[Collection entries]
[START]

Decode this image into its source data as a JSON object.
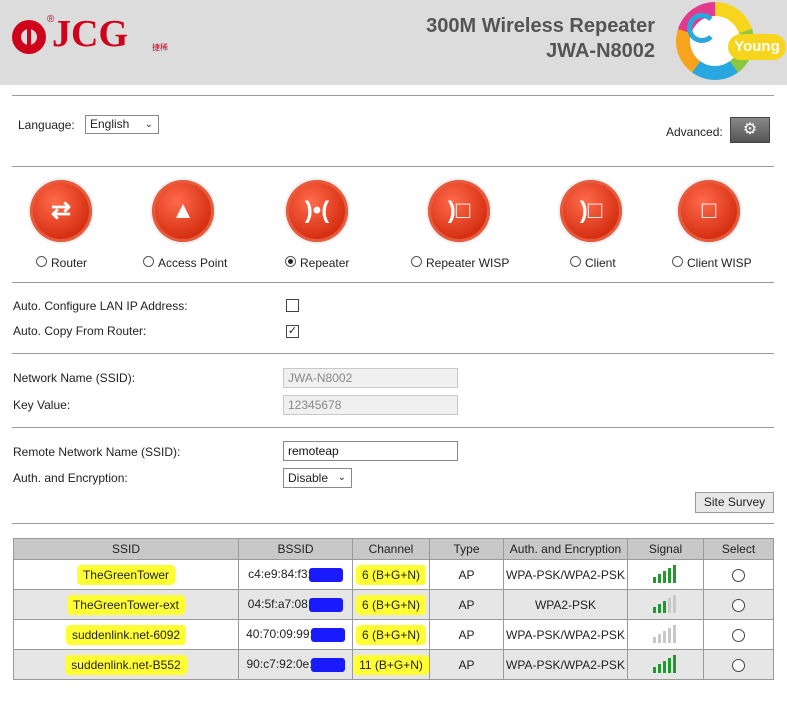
{
  "header": {
    "brand": "JCG",
    "brand_reg": "®",
    "brand_cn": "捷稀",
    "title": "300M Wireless Repeater",
    "model": "JWA-N8002",
    "young_logo_text": "Young",
    "accent_color": "#d0021b"
  },
  "language": {
    "label": "Language:",
    "selected": "English",
    "chevron_icon": "chevron-down-icon"
  },
  "advanced": {
    "label": "Advanced:",
    "icon": "gear-icon"
  },
  "modes": [
    {
      "label": "Router",
      "selected": false,
      "icon": "router-icon"
    },
    {
      "label": "Access Point",
      "selected": false,
      "icon": "access-point-icon"
    },
    {
      "label": "Repeater",
      "selected": true,
      "icon": "repeater-icon"
    },
    {
      "label": "Repeater WISP",
      "selected": false,
      "icon": "repeater-wisp-icon"
    },
    {
      "label": "Client",
      "selected": false,
      "icon": "client-icon"
    },
    {
      "label": "Client WISP",
      "selected": false,
      "icon": "client-wisp-icon"
    }
  ],
  "options": {
    "auto_lan_label": "Auto. Configure LAN IP Address:",
    "auto_lan_checked": false,
    "auto_copy_label": "Auto. Copy From Router:",
    "auto_copy_checked": true
  },
  "local": {
    "ssid_label": "Network Name (SSID):",
    "ssid_value": "JWA-N8002",
    "key_label": "Key Value:",
    "key_value": "12345678"
  },
  "remote": {
    "ssid_label": "Remote Network Name (SSID):",
    "ssid_value": "remoteap",
    "auth_label": "Auth. and Encryption:",
    "auth_value": "Disable",
    "survey_button": "Site Survey"
  },
  "table": {
    "headers": [
      "SSID",
      "BSSID",
      "Channel",
      "Type",
      "Auth. and Encryption",
      "Signal",
      "Select"
    ],
    "rows": [
      {
        "ssid": "TheGreenTower",
        "bssid": "c4:e9:84:f3:",
        "channel": "6 (B+G+N)",
        "type": "AP",
        "auth": "WPA-PSK/WPA2-PSK",
        "signal": 5
      },
      {
        "ssid": "TheGreenTower-ext",
        "bssid": "04:5f:a7:08:",
        "channel": "6 (B+G+N)",
        "type": "AP",
        "auth": "WPA2-PSK",
        "signal": 3
      },
      {
        "ssid": "suddenlink.net-6092",
        "bssid": "40:70:09:99:",
        "channel": "6 (B+G+N)",
        "type": "AP",
        "auth": "WPA-PSK/WPA2-PSK",
        "signal": 0
      },
      {
        "ssid": "suddenlink.net-B552",
        "bssid": "90:c7:92:0e:",
        "channel": "11 (B+G+N)",
        "type": "AP",
        "auth": "WPA-PSK/WPA2-PSK",
        "signal": 5
      }
    ],
    "signal_on_color": "#1f9a2f",
    "signal_off_color": "#c8c8c8",
    "highlight_color": "#ffff33",
    "redaction_color": "#1a1aff"
  }
}
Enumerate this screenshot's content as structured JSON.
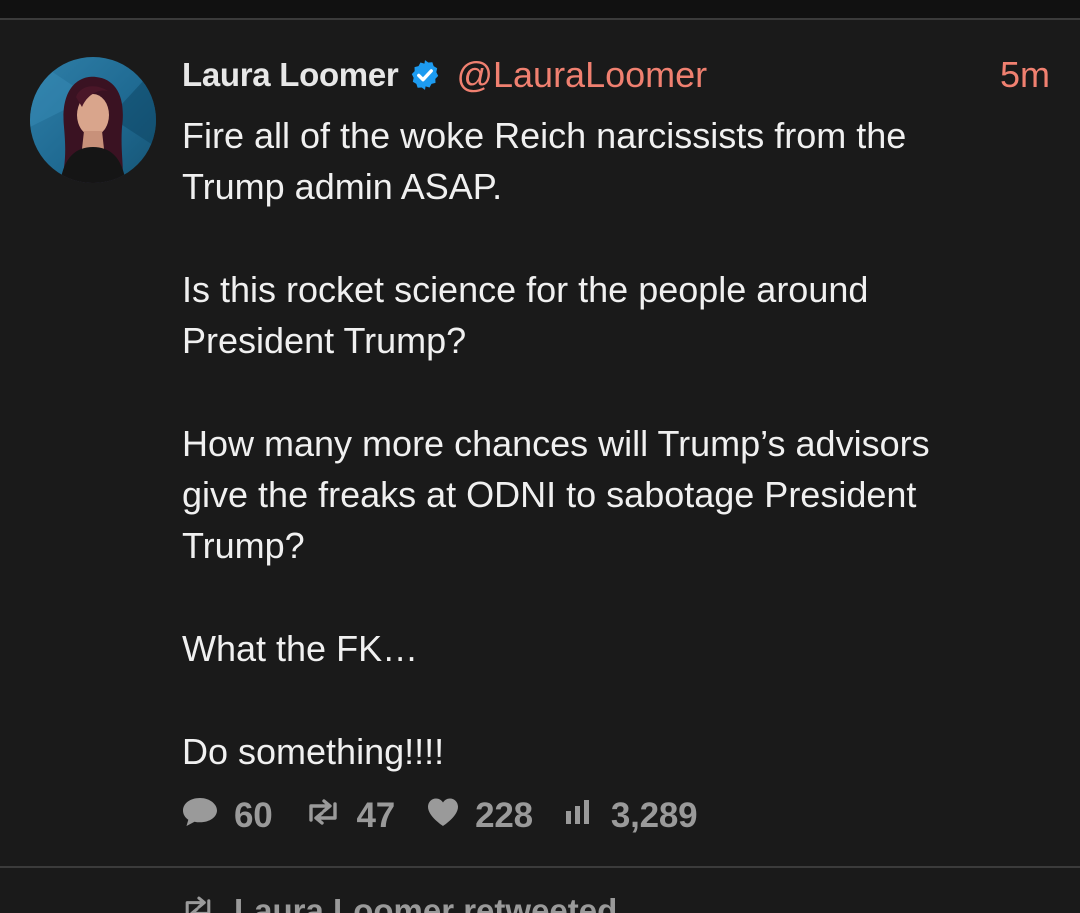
{
  "tweet": {
    "display_name": "Laura Loomer",
    "verified": true,
    "handle": "@LauraLoomer",
    "timestamp": "5m",
    "paragraphs": [
      [
        "Fire all of the woke Reich narcissists from the",
        "Trump admin ASAP."
      ],
      [
        "Is this rocket science for the people around",
        "President Trump?"
      ],
      [
        "How many more chances will Trump’s advisors",
        "give the freaks at ODNI to sabotage President",
        "Trump?"
      ],
      [
        "What the FK…"
      ],
      [
        "Do something!!!!"
      ]
    ],
    "actions": {
      "replies": "60",
      "retweets": "47",
      "likes": "228",
      "views": "3,289"
    },
    "icons": {
      "reply": "comment-bubble-icon",
      "retweet": "retweet-icon",
      "like": "heart-icon",
      "views": "bar-chart-icon",
      "verified": "verified-badge-icon"
    }
  },
  "next_item": {
    "retweeted_label": "Laura Loomer retweeted"
  },
  "colors": {
    "background": "#1a1a1a",
    "accent": "#f08070",
    "verified": "#1d9bf0",
    "text": "#f0f0f0",
    "muted": "#9a9a9a"
  }
}
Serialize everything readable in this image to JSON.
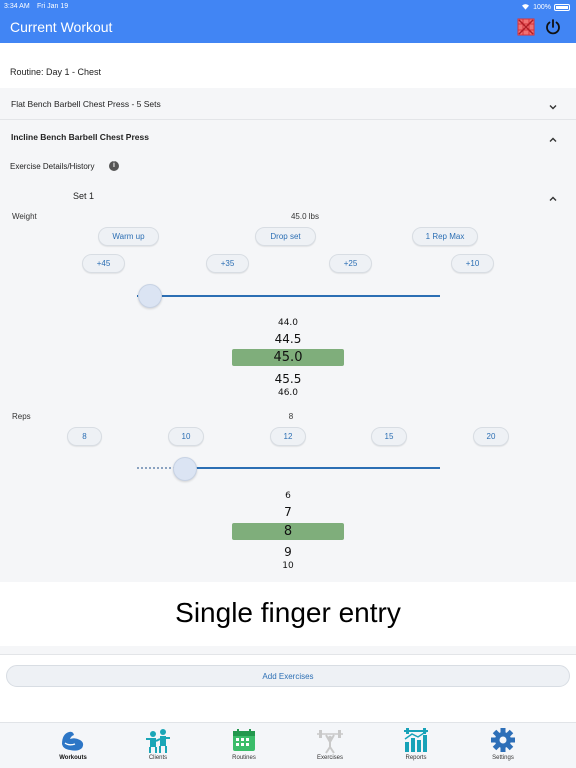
{
  "status_bar": {
    "time": "3:34 AM",
    "date": "Fri Jan 19",
    "battery": "100%"
  },
  "header": {
    "title": "Current Workout",
    "icons": [
      "grid-icon",
      "power-icon"
    ]
  },
  "routine": {
    "label": "Routine: Day 1 - Chest"
  },
  "exercises": [
    {
      "name": "Flat Bench Barbell Chest Press - 5 Sets",
      "expanded": false
    },
    {
      "name": "Incline Bench Barbell Chest Press",
      "expanded": true
    }
  ],
  "details": {
    "label": "Exercise Details/History"
  },
  "set": {
    "label": "Set 1"
  },
  "weight": {
    "label": "Weight",
    "value": "45.0 lbs",
    "presets": [
      "Warm up",
      "Drop set",
      "1 Rep Max"
    ],
    "increments": [
      "+45",
      "+35",
      "+25",
      "+10"
    ],
    "slider_fraction": 0.04,
    "picker": [
      "44.0",
      "44.5",
      "45.0",
      "45.5",
      "46.0"
    ]
  },
  "reps": {
    "label": "Reps",
    "value": "8",
    "quick": [
      "8",
      "10",
      "12",
      "15",
      "20"
    ],
    "slider_fraction": 0.16,
    "picker": [
      "6",
      "7",
      "8",
      "9",
      "10"
    ]
  },
  "banner": {
    "text": "Single finger entry"
  },
  "add_button": {
    "label": "Add Exercises"
  },
  "nav": [
    {
      "label": "Workouts",
      "icon": "arm-icon",
      "active": true
    },
    {
      "label": "Clients",
      "icon": "clients-icon",
      "active": false
    },
    {
      "label": "Routines",
      "icon": "calendar-icon",
      "active": false
    },
    {
      "label": "Exercises",
      "icon": "barbell-icon",
      "active": false
    },
    {
      "label": "Reports",
      "icon": "reports-icon",
      "active": false
    },
    {
      "label": "Settings",
      "icon": "gear-icon",
      "active": false
    }
  ],
  "colors": {
    "accent": "#4185f4",
    "link": "#2c6fb4",
    "selection": "#7fae7b",
    "panel": "#f5f6f8"
  }
}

[END]

■ **Short exercise**
Images must not appear in the copy; reproduce everything else in the records verbatim.

■ **Exercise solution**
Decode this image into its source data as a JSON object.
{
  "header": {
    "brand": "JCG",
    "brand_reg": "®",
    "brand_cn": "捷稀",
    "title": "300M Wireless Repeater",
    "model": "JWA-N8002",
    "young_logo_text": "Young",
    "accent_color": "#d0021b"
  },
  "language": {
    "label": "Language:",
    "selected": "English",
    "chevron_icon": "chevron-down-icon"
  },
  "advanced": {
    "label": "Advanced:",
    "icon": "gear-icon"
  },
  "modes": [
    {
      "label": "Router",
      "selected": false,
      "icon": "router-icon"
    },
    {
      "label": "Access Point",
      "selected": false,
      "icon": "access-point-icon"
    },
    {
      "label": "Repeater",
      "selected": true,
      "icon": "repeater-icon"
    },
    {
      "label": "Repeater WISP",
      "selected": false,
      "icon": "repeater-wisp-icon"
    },
    {
      "label": "Client",
      "selected": false,
      "icon": "client-icon"
    },
    {
      "label": "Client WISP",
      "selected": false,
      "icon": "client-wisp-icon"
    }
  ],
  "options": {
    "auto_lan_label": "Auto. Configure LAN IP Address:",
    "auto_lan_checked": false,
    "auto_copy_label": "Auto. Copy From Router:",
    "auto_copy_checked": true
  },
  "local": {
    "ssid_label": "Network Name (SSID):",
    "ssid_value": "JWA-N8002",
    "key_label": "Key Value:",
    "key_value": "12345678"
  },
  "remote": {
    "ssid_label": "Remote Network Name (SSID):",
    "ssid_value": "remoteap",
    "auth_label": "Auth. and Encryption:",
    "auth_value": "Disable",
    "survey_button": "Site Survey"
  },
  "table": {
    "headers": [
      "SSID",
      "BSSID",
      "Channel",
      "Type",
      "Auth. and Encryption",
      "Signal",
      "Select"
    ],
    "rows": [
      {
        "ssid": "TheGreenTower",
        "bssid": "c4:e9:84:f3:",
        "channel": "6 (B+G+N)",
        "type": "AP",
        "auth": "WPA-PSK/WPA2-PSK",
        "signal": 5
      },
      {
        "ssid": "TheGreenTower-ext",
        "bssid": "04:5f:a7:08:",
        "channel": "6 (B+G+N)",
        "type": "AP",
        "auth": "WPA2-PSK",
        "signal": 3
      },
      {
        "ssid": "suddenlink.net-6092",
        "bssid": "40:70:09:99:",
        "channel": "6 (B+G+N)",
        "type": "AP",
        "auth": "WPA-PSK/WPA2-PSK",
        "signal": 0
      },
      {
        "ssid": "suddenlink.net-B552",
        "bssid": "90:c7:92:0e:",
        "channel": "11 (B+G+N)",
        "type": "AP",
        "auth": "WPA-PSK/WPA2-PSK",
        "signal": 5
      }
    ],
    "signal_on_color": "#1f9a2f",
    "signal_off_color": "#c8c8c8",
    "highlight_color": "#ffff33",
    "redaction_color": "#1a1aff"
  }
}
Enumerate this screenshot's content as structured JSON.
{
  "tweet": {
    "display_name": "Laura Loomer",
    "verified": true,
    "handle": "@LauraLoomer",
    "timestamp": "5m",
    "paragraphs": [
      [
        "Fire all of the woke Reich narcissists from the",
        "Trump admin ASAP."
      ],
      [
        "Is this rocket science for the people around",
        "President Trump?"
      ],
      [
        "How many more chances will Trump’s advisors",
        "give the freaks at ODNI to sabotage President",
        "Trump?"
      ],
      [
        "What the FK…"
      ],
      [
        "Do something!!!!"
      ]
    ],
    "actions": {
      "replies": "60",
      "retweets": "47",
      "likes": "228",
      "views": "3,289"
    },
    "icons": {
      "reply": "comment-bubble-icon",
      "retweet": "retweet-icon",
      "like": "heart-icon",
      "views": "bar-chart-icon",
      "verified": "verified-badge-icon"
    }
  },
  "next_item": {
    "retweeted_label": "Laura Loomer retweeted"
  },
  "colors": {
    "background": "#1a1a1a",
    "accent": "#f08070",
    "verified": "#1d9bf0",
    "text": "#f0f0f0",
    "muted": "#9a9a9a"
  }
}
Serialize everything readable in this image to JSON.
{
  "status_bar": {
    "time": "3:34 AM",
    "date": "Fri Jan 19",
    "battery": "100%"
  },
  "header": {
    "title": "Current Workout",
    "icons": [
      "grid-icon",
      "power-icon"
    ]
  },
  "routine": {
    "label": "Routine: Day 1 - Chest"
  },
  "exercises": [
    {
      "name": "Flat Bench Barbell Chest Press - 5 Sets",
      "expanded": false
    },
    {
      "name": "Incline Bench Barbell Chest Press",
      "expanded": true
    }
  ],
  "details": {
    "label": "Exercise Details/History"
  },
  "set": {
    "label": "Set 1"
  },
  "weight": {
    "label": "Weight",
    "value": "45.0 lbs",
    "presets": [
      "Warm up",
      "Drop set",
      "1 Rep Max"
    ],
    "increments": [
      "+45",
      "+35",
      "+25",
      "+10"
    ],
    "slider_fraction": 0.04,
    "picker": [
      "44.0",
      "44.5",
      "45.0",
      "45.5",
      "46.0"
    ]
  },
  "reps": {
    "label": "Reps",
    "value": "8",
    "quick": [
      "8",
      "10",
      "12",
      "15",
      "20"
    ],
    "slider_fraction": 0.16,
    "picker": [
      "6",
      "7",
      "8",
      "9",
      "10"
    ]
  },
  "banner": {
    "text": "Single finger entry"
  },
  "add_button": {
    "label": "Add Exercises"
  },
  "nav": [
    {
      "label": "Workouts",
      "icon": "arm-icon",
      "active": true
    },
    {
      "label": "Clients",
      "icon": "clients-icon",
      "active": false
    },
    {
      "label": "Routines",
      "icon": "calendar-icon",
      "active": false
    },
    {
      "label": "Exercises",
      "icon": "barbell-icon",
      "active": false
    },
    {
      "label": "Reports",
      "icon": "reports-icon",
      "active": false
    },
    {
      "label": "Settings",
      "icon": "gear-icon",
      "active": false
    }
  ],
  "colors": {
    "accent": "#4185f4",
    "link": "#2c6fb4",
    "selection": "#7fae7b",
    "panel": "#f5f6f8"
  }
}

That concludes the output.